[Labeled region entries]
(begin)

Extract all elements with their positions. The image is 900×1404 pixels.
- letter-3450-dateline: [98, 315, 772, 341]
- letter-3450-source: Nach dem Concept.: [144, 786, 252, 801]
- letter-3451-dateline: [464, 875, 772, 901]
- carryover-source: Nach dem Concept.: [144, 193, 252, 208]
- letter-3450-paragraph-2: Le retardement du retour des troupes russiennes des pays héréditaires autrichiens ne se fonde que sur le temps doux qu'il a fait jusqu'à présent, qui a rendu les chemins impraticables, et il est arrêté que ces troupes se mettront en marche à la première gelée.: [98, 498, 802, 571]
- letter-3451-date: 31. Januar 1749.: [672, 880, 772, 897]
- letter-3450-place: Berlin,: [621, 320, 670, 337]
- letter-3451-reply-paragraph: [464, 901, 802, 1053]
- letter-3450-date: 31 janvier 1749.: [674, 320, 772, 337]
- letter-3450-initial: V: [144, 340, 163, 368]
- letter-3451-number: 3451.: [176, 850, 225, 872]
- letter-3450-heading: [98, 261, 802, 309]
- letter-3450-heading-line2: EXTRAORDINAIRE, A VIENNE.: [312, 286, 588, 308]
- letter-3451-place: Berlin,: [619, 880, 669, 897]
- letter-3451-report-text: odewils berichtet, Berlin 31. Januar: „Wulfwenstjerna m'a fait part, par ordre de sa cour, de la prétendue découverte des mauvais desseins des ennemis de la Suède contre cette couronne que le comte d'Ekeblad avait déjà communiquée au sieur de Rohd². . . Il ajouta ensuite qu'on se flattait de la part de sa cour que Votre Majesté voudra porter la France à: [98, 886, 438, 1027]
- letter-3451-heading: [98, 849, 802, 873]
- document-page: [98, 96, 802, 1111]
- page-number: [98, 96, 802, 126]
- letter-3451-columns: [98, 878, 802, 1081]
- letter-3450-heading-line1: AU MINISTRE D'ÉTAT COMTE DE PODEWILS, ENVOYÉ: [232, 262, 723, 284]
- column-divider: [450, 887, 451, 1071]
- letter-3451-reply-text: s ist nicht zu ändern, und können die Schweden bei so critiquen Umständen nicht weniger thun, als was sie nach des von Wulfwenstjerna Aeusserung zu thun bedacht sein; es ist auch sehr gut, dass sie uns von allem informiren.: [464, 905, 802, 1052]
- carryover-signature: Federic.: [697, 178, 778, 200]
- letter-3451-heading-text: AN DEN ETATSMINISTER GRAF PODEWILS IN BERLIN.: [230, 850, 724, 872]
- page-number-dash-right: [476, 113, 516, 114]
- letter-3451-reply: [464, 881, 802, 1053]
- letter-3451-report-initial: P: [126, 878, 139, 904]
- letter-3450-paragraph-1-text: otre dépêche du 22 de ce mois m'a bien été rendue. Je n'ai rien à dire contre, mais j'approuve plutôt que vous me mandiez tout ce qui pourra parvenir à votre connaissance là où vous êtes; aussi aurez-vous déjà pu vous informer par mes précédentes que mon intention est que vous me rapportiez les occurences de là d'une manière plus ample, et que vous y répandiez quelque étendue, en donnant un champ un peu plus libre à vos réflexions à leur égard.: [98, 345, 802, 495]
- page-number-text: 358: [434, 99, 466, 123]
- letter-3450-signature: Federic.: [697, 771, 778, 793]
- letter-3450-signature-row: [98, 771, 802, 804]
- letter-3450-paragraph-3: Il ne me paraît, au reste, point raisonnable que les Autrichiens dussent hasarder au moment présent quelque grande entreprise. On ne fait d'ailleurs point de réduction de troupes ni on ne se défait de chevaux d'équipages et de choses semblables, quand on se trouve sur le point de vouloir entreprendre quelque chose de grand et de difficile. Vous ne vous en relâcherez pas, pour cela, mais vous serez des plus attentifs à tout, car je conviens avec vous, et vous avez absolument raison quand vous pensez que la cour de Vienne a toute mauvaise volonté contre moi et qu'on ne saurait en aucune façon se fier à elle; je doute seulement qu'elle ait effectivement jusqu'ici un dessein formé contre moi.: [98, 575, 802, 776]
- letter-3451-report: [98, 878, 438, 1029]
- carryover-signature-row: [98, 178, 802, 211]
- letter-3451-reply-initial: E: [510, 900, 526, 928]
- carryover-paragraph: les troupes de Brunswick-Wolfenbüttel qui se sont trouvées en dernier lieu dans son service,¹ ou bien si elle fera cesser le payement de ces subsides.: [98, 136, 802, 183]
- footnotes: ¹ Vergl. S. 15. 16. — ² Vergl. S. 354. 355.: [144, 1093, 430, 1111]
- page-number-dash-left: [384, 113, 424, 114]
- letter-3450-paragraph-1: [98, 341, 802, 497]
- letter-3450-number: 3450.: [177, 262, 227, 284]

(end)

**Goal**
Reproduce the lines above without any changes, starting at the beginning of the items and ending at the line that contains "- letter-3451-place: Berlin,: [619, 880, 669, 897]".

**Answer to this problem**
Extract all elements with their positions. The image is 900×1404 pixels.
- letter-3450-dateline: [98, 315, 772, 341]
- letter-3450-source: Nach dem Concept.: [144, 786, 252, 801]
- letter-3451-dateline: [464, 875, 772, 901]
- carryover-source: Nach dem Concept.: [144, 193, 252, 208]
- letter-3450-paragraph-2: Le retardement du retour des troupes russiennes des pays héréditaires autrichiens ne se fonde que sur le temps doux qu'il a fait jusqu'à présent, qui a rendu les chemins impraticables, et il est arrêté que ces troupes se mettront en marche à la première gelée.: [98, 498, 802, 571]
- letter-3451-date: 31. Januar 1749.: [672, 880, 772, 897]
- letter-3450-place: Berlin,: [621, 320, 670, 337]
- letter-3451-reply-paragraph: [464, 901, 802, 1053]
- letter-3450-date: 31 janvier 1749.: [674, 320, 772, 337]
- letter-3450-initial: V: [144, 340, 163, 368]
- letter-3451-number: 3451.: [176, 850, 225, 872]
- letter-3450-heading: [98, 261, 802, 309]
- letter-3450-heading-line2: EXTRAORDINAIRE, A VIENNE.: [312, 286, 588, 308]
- letter-3451-place: Berlin,: [619, 880, 669, 897]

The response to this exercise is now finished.